__Exercise goal__:
Copy the lines below character for character, starting with the line that contains "panel-c-reconstruction-image xyxy=(379,377,655,653)" and continuing through the line that contains "Decompose this screenshot", inclusive of both.

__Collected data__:
_ _ _ _ _
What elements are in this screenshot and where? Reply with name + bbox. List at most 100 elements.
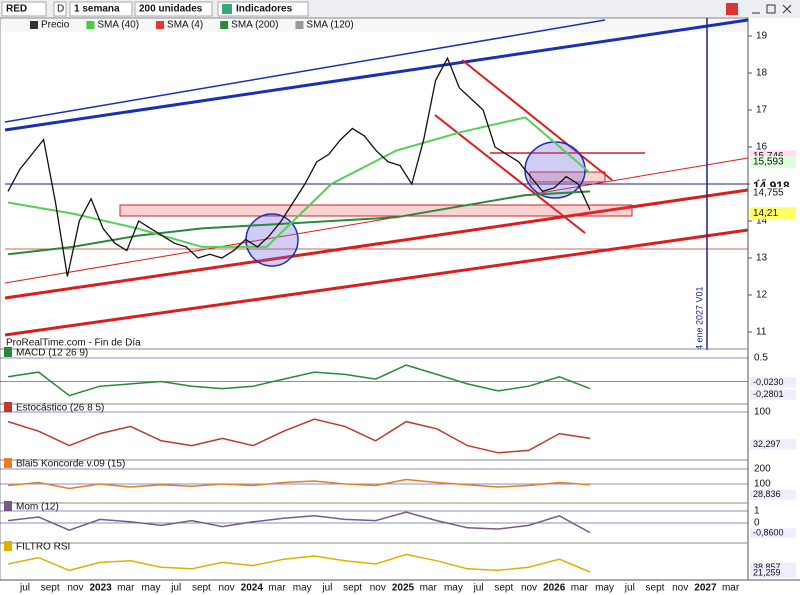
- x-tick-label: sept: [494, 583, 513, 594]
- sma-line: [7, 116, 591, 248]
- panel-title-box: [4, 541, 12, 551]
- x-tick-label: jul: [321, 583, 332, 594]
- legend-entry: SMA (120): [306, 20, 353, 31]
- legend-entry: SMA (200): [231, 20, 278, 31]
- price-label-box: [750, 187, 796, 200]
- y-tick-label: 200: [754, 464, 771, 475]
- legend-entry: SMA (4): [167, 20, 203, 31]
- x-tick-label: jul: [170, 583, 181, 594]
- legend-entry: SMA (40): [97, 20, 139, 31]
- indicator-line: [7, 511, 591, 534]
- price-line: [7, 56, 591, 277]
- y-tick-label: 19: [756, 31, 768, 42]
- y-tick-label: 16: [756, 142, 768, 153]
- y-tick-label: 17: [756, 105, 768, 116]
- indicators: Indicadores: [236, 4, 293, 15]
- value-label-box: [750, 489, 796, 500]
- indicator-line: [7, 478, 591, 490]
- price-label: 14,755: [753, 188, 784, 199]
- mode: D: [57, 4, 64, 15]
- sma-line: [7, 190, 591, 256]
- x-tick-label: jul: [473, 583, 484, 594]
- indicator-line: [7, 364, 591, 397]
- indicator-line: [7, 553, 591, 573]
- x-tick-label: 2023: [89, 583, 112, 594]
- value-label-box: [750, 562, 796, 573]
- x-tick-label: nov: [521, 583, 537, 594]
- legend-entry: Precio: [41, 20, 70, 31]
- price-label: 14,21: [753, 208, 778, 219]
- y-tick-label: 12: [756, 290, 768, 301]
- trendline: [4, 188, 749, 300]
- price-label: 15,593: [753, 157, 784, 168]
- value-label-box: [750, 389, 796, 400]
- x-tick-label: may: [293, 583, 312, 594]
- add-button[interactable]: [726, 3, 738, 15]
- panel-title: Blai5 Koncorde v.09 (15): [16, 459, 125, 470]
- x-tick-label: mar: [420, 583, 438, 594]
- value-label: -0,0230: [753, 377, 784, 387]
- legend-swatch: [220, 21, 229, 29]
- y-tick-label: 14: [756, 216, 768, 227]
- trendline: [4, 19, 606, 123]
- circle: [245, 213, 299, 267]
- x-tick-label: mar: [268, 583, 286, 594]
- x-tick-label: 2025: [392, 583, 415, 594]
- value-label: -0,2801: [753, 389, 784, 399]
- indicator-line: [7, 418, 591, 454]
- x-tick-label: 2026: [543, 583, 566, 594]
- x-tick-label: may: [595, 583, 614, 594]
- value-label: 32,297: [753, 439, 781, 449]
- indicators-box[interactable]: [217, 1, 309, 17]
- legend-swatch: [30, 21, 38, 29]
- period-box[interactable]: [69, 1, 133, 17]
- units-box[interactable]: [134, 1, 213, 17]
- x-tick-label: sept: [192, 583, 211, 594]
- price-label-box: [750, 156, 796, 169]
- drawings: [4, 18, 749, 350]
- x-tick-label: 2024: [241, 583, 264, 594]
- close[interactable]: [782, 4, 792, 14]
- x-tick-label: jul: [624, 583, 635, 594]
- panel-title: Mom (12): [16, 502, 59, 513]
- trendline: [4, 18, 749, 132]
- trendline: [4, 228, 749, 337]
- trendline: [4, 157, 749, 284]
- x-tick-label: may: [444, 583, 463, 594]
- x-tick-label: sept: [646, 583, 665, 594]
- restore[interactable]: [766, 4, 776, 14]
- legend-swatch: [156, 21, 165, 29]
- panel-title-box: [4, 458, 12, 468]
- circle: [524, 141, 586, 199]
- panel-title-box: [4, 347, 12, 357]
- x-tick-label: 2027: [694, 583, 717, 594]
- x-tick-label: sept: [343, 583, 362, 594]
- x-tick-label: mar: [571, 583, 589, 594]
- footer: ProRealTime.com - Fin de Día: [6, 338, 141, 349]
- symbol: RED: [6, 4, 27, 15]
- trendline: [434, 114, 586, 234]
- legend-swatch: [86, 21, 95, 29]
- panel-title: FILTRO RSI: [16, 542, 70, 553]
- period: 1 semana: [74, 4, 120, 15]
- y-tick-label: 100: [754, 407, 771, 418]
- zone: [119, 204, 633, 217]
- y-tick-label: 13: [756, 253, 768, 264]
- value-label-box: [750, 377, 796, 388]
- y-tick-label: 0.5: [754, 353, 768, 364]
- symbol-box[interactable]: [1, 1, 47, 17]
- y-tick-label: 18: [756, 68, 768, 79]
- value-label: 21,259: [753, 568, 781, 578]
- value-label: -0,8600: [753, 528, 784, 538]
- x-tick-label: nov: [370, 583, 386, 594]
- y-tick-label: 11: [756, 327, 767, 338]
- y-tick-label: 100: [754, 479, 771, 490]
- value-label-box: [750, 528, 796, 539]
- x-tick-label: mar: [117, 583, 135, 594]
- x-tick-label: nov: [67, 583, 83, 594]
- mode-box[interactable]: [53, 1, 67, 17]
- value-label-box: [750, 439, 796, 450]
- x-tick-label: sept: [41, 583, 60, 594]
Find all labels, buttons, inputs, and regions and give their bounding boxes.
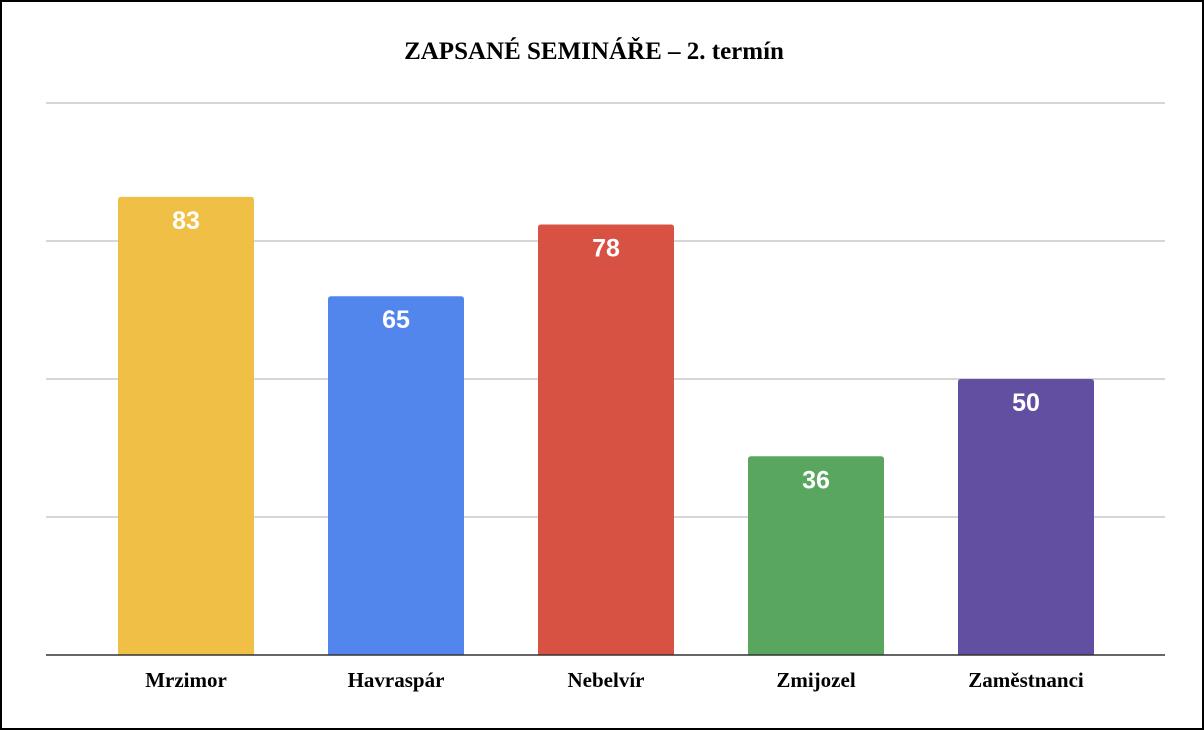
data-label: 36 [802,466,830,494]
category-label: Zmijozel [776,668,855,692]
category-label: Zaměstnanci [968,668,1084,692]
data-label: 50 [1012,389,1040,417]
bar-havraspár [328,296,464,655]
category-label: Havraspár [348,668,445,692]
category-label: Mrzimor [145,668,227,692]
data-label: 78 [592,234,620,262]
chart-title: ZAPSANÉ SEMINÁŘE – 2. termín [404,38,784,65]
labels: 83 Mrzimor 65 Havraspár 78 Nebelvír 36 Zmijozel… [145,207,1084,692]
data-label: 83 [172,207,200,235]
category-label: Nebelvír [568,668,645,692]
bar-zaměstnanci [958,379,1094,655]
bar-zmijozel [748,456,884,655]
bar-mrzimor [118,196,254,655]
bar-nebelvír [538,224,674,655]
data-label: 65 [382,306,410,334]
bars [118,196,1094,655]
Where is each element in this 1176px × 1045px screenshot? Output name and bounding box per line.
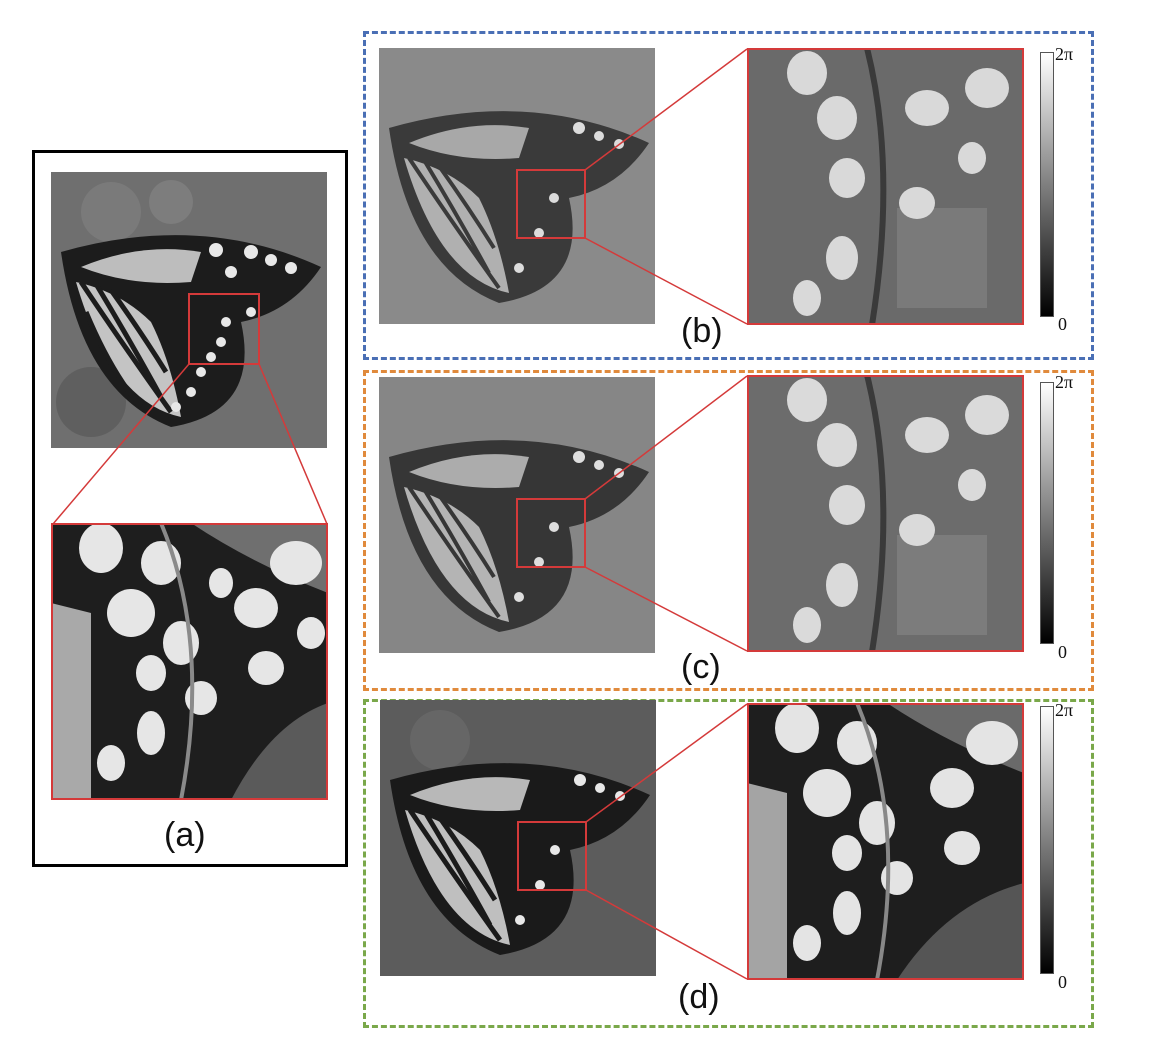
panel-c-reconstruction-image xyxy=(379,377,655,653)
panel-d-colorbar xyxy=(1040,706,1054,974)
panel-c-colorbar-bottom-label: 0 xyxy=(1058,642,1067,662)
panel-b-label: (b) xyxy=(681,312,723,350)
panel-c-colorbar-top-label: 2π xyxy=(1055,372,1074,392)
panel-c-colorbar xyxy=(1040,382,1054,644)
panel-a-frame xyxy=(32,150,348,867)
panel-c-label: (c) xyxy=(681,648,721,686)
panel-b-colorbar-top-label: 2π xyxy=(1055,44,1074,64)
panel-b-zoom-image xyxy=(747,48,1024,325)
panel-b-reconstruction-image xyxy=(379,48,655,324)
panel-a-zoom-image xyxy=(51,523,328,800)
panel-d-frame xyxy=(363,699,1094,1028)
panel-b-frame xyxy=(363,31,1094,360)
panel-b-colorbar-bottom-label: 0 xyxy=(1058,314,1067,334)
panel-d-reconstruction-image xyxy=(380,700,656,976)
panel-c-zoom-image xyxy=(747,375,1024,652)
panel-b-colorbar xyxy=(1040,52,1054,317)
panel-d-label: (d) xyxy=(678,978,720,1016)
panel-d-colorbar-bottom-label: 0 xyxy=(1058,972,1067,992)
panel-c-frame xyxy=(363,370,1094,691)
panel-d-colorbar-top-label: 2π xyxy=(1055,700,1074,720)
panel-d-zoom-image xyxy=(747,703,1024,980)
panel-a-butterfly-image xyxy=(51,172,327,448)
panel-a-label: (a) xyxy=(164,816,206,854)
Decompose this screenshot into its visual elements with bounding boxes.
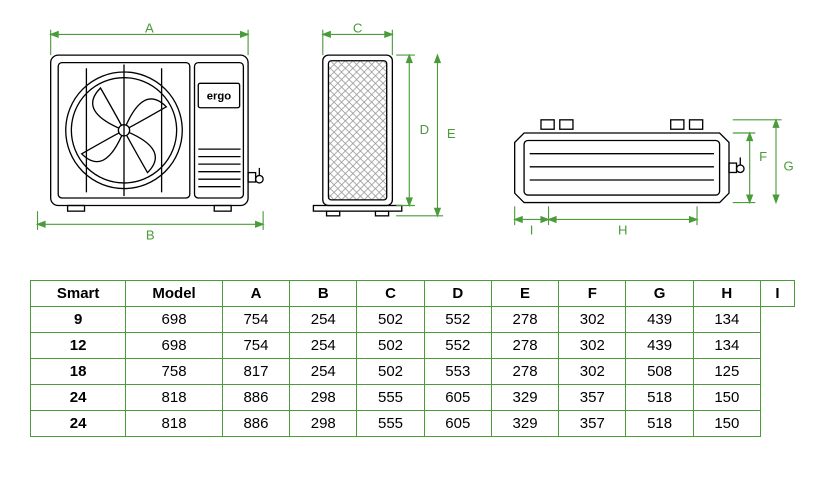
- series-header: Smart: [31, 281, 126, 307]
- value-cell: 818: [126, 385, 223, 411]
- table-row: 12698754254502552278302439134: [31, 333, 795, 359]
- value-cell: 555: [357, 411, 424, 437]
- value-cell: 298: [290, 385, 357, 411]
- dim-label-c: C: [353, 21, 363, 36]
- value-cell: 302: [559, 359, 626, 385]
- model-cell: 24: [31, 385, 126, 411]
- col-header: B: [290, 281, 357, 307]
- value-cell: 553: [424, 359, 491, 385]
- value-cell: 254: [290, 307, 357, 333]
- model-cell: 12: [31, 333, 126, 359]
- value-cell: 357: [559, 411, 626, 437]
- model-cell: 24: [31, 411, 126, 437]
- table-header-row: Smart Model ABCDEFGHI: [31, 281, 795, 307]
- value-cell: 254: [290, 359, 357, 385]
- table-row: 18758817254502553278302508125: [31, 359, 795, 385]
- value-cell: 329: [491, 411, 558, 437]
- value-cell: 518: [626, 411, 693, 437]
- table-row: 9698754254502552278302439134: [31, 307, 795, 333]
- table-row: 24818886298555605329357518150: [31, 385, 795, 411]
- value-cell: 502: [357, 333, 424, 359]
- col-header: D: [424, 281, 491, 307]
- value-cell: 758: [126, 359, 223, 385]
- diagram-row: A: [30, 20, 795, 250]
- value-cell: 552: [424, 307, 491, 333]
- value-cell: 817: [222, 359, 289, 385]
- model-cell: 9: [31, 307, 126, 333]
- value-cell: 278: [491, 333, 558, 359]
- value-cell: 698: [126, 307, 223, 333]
_ _ _ _ _
__Exercise solution__:
panel-c-reconstruction-image xyxy=(379,377,655,653)
panel-d-colorbar xyxy=(1040,706,1054,974)
panel-c-colorbar-bottom-label: 0 xyxy=(1058,642,1067,662)
panel-b-label: (b) xyxy=(681,312,723,350)
panel-c-colorbar-top-label: 2π xyxy=(1055,372,1074,392)
panel-c-colorbar xyxy=(1040,382,1054,644)
panel-a-frame xyxy=(32,150,348,867)
panel-c-label: (c) xyxy=(681,648,721,686)
panel-b-colorbar-top-label: 2π xyxy=(1055,44,1074,64)
panel-b-zoom-image xyxy=(747,48,1024,325)
panel-b-reconstruction-image xyxy=(379,48,655,324)
panel-a-zoom-image xyxy=(51,523,328,800)
panel-d-frame xyxy=(363,699,1094,1028)
panel-b-frame xyxy=(363,31,1094,360)
panel-b-colorbar-bottom-label: 0 xyxy=(1058,314,1067,334)
panel-d-reconstruction-image xyxy=(380,700,656,976)
panel-c-zoom-image xyxy=(747,375,1024,652)
panel-b-colorbar xyxy=(1040,52,1054,317)
panel-d-label: (d) xyxy=(678,978,720,1016)
panel-d-colorbar-bottom-label: 0 xyxy=(1058,972,1067,992)
panel-c-frame xyxy=(363,370,1094,691)
panel-d-colorbar-top-label: 2π xyxy=(1055,700,1074,720)
panel-d-zoom-image xyxy=(747,703,1024,980)
panel-a-butterfly-image xyxy=(51,172,327,448)
panel-a-label: (a) xyxy=(164,816,206,854)
Decompose this screenshot into its visual elements with bounding boxes.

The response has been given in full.